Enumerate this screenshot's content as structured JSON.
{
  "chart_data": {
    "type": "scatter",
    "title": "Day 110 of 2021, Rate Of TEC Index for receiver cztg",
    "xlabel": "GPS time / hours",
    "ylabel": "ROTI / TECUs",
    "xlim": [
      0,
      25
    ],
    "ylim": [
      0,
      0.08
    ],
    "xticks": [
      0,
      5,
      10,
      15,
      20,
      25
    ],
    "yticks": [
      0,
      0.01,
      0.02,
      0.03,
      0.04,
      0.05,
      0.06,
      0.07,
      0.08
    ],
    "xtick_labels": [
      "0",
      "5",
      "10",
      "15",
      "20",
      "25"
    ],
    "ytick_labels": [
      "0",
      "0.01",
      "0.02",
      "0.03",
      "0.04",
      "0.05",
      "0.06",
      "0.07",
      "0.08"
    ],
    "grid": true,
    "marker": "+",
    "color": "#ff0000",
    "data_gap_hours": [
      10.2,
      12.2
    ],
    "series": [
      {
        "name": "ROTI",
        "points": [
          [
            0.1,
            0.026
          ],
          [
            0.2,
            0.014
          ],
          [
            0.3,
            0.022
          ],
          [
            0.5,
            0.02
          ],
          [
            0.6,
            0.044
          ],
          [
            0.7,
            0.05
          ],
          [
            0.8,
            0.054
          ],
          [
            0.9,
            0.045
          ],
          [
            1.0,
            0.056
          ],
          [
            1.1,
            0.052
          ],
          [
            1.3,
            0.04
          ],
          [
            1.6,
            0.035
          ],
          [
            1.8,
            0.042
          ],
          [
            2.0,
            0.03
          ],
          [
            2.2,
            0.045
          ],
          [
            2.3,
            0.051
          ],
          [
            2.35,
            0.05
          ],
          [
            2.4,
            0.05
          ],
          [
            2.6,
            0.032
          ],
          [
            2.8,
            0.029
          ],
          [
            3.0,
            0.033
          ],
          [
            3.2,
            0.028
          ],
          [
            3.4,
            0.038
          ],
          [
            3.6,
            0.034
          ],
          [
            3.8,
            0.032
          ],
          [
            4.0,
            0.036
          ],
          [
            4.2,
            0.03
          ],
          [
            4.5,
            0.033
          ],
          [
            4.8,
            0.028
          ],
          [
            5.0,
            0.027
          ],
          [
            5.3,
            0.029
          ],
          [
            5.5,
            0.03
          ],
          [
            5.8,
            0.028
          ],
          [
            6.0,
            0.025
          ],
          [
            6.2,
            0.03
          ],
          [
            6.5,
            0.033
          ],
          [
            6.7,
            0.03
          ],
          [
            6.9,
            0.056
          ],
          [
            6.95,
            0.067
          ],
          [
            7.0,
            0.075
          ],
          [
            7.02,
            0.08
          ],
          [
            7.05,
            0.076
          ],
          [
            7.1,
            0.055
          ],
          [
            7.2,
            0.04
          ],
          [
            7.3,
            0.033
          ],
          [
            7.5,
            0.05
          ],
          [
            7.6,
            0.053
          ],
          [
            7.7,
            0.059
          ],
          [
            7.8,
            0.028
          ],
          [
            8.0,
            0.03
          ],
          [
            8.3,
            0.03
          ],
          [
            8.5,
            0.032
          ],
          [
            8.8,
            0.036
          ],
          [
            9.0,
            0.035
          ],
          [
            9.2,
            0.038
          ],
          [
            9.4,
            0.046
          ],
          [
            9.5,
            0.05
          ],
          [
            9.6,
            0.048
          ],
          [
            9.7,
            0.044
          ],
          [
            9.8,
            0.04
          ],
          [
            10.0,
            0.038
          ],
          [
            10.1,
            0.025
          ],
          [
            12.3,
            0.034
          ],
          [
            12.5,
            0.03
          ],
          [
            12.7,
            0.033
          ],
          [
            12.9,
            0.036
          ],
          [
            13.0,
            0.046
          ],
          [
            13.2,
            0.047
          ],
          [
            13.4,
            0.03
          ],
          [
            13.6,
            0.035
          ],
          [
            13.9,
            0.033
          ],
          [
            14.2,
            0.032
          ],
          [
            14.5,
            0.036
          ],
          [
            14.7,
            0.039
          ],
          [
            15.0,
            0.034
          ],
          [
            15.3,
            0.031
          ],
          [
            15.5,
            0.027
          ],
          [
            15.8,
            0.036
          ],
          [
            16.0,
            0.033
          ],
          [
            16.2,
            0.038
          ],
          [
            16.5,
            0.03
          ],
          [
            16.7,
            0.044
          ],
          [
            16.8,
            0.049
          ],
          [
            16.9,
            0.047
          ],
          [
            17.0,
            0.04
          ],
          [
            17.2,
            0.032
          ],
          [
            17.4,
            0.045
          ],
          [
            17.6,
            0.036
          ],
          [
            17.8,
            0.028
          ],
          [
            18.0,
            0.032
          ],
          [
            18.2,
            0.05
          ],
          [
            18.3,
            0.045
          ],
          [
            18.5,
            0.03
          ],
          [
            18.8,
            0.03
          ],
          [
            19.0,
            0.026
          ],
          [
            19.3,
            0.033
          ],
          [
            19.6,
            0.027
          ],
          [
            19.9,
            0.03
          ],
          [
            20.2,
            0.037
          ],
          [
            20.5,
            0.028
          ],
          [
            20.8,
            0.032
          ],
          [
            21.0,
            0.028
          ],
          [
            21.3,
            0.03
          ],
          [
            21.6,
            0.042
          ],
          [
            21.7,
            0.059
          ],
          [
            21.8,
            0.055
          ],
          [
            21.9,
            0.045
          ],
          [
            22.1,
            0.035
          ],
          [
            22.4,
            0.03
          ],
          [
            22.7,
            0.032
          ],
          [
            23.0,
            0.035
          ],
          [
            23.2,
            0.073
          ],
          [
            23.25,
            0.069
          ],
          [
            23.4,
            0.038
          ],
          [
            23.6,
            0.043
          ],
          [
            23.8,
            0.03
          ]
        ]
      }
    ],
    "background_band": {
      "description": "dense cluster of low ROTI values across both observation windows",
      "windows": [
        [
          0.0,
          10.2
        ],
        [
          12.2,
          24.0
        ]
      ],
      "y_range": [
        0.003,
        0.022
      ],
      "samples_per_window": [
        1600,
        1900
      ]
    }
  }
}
────
Word for word, extract all the records.

▶ Answer to the problem
Enumerate this screenshot's content as structured JSON.
{
  "chart_data": {
    "type": "scatter",
    "title": "Day 110 of 2021, Rate Of TEC Index for receiver cztg",
    "xlabel": "GPS time / hours",
    "ylabel": "ROTI / TECUs",
    "xlim": [
      0,
      25
    ],
    "ylim": [
      0,
      0.08
    ],
    "xticks": [
      0,
      5,
      10,
      15,
      20,
      25
    ],
    "yticks": [
      0,
      0.01,
      0.02,
      0.03,
      0.04,
      0.05,
      0.06,
      0.07,
      0.08
    ],
    "xtick_labels": [
      "0",
      "5",
      "10",
      "15",
      "20",
      "25"
    ],
    "ytick_labels": [
      "0",
      "0.01",
      "0.02",
      "0.03",
      "0.04",
      "0.05",
      "0.06",
      "0.07",
      "0.08"
    ],
    "grid": true,
    "marker": "+",
    "color": "#ff0000",
    "data_gap_hours": [
      10.2,
      12.2
    ],
    "series": [
      {
        "name": "ROTI",
        "points": [
          [
            0.1,
            0.026
          ],
          [
            0.2,
            0.014
          ],
          [
            0.3,
            0.022
          ],
          [
            0.5,
            0.02
          ],
          [
            0.6,
            0.044
          ],
          [
            0.7,
            0.05
          ],
          [
            0.8,
            0.054
          ],
          [
            0.9,
            0.045
          ],
          [
            1.0,
            0.056
          ],
          [
            1.1,
            0.052
          ],
          [
            1.3,
            0.04
          ],
          [
            1.6,
            0.035
          ],
          [
            1.8,
            0.042
          ],
          [
            2.0,
            0.03
          ],
          [
            2.2,
            0.045
          ],
          [
            2.3,
            0.051
          ],
          [
            2.35,
            0.05
          ],
          [
            2.4,
            0.05
          ],
          [
            2.6,
            0.032
          ],
          [
            2.8,
            0.029
          ],
          [
            3.0,
            0.033
          ],
          [
            3.2,
            0.028
          ],
          [
            3.4,
            0.038
          ],
          [
            3.6,
            0.034
          ],
          [
            3.8,
            0.032
          ],
          [
            4.0,
            0.036
          ],
          [
            4.2,
            0.03
          ],
          [
            4.5,
            0.033
          ],
          [
            4.8,
            0.028
          ],
          [
            5.0,
            0.027
          ],
          [
            5.3,
            0.029
          ],
          [
            5.5,
            0.03
          ],
          [
            5.8,
            0.028
          ],
          [
            6.0,
            0.025
          ],
          [
            6.2,
            0.03
          ],
          [
            6.5,
            0.033
          ],
          [
            6.7,
            0.03
          ],
          [
            6.9,
            0.056
          ],
          [
            6.95,
            0.067
          ],
          [
            7.0,
            0.075
          ],
          [
            7.02,
            0.08
          ],
          [
            7.05,
            0.076
          ],
          [
            7.1,
            0.055
          ],
          [
            7.2,
            0.04
          ],
          [
            7.3,
            0.033
          ],
          [
            7.5,
            0.05
          ],
          [
            7.6,
            0.053
          ],
          [
            7.7,
            0.059
          ],
          [
            7.8,
            0.028
          ],
          [
            8.0,
            0.03
          ],
          [
            8.3,
            0.03
          ],
          [
            8.5,
            0.032
          ],
          [
            8.8,
            0.036
          ],
          [
            9.0,
            0.035
          ],
          [
            9.2,
            0.038
          ],
          [
            9.4,
            0.046
          ],
          [
            9.5,
            0.05
          ],
          [
            9.6,
            0.048
          ],
          [
            9.7,
            0.044
          ],
          [
            9.8,
            0.04
          ],
          [
            10.0,
            0.038
          ],
          [
            10.1,
            0.025
          ],
          [
            12.3,
            0.034
          ],
          [
            12.5,
            0.03
          ],
          [
            12.7,
            0.033
          ],
          [
            12.9,
            0.036
          ],
          [
            13.0,
            0.046
          ],
          [
            13.2,
            0.047
          ],
          [
            13.4,
            0.03
          ],
          [
            13.6,
            0.035
          ],
          [
            13.9,
            0.033
          ],
          [
            14.2,
            0.032
          ],
          [
            14.5,
            0.036
          ],
          [
            14.7,
            0.039
          ],
          [
            15.0,
            0.034
          ],
          [
            15.3,
            0.031
          ],
          [
            15.5,
            0.027
          ],
          [
            15.8,
            0.036
          ],
          [
            16.0,
            0.033
          ],
          [
            16.2,
            0.038
          ],
          [
            16.5,
            0.03
          ],
          [
            16.7,
            0.044
          ],
          [
            16.8,
            0.049
          ],
          [
            16.9,
            0.047
          ],
          [
            17.0,
            0.04
          ],
          [
            17.2,
            0.032
          ],
          [
            17.4,
            0.045
          ],
          [
            17.6,
            0.036
          ],
          [
            17.8,
            0.028
          ],
          [
            18.0,
            0.032
          ],
          [
            18.2,
            0.05
          ],
          [
            18.3,
            0.045
          ],
          [
            18.5,
            0.03
          ],
          [
            18.8,
            0.03
          ],
          [
            19.0,
            0.026
          ],
          [
            19.3,
            0.033
          ],
          [
            19.6,
            0.027
          ],
          [
            19.9,
            0.03
          ],
          [
            20.2,
            0.037
          ],
          [
            20.5,
            0.028
          ],
          [
            20.8,
            0.032
          ],
          [
            21.0,
            0.028
          ],
          [
            21.3,
            0.03
          ],
          [
            21.6,
            0.042
          ],
          [
            21.7,
            0.059
          ],
          [
            21.8,
            0.055
          ],
          [
            21.9,
            0.045
          ],
          [
            22.1,
            0.035
          ],
          [
            22.4,
            0.03
          ],
          [
            22.7,
            0.032
          ],
          [
            23.0,
            0.035
          ],
          [
            23.2,
            0.073
          ],
          [
            23.25,
            0.069
          ],
          [
            23.4,
            0.038
          ],
          [
            23.6,
            0.043
          ],
          [
            23.8,
            0.03
          ]
        ]
      }
    ],
    "background_band": {
      "description": "dense cluster of low ROTI values across both observation windows",
      "windows": [
        [
          0.0,
          10.2
        ],
        [
          12.2,
          24.0
        ]
      ],
      "y_range": [
        0.003,
        0.022
      ],
      "samples_per_window": [
        1600,
        1900
      ]
    }
  }
}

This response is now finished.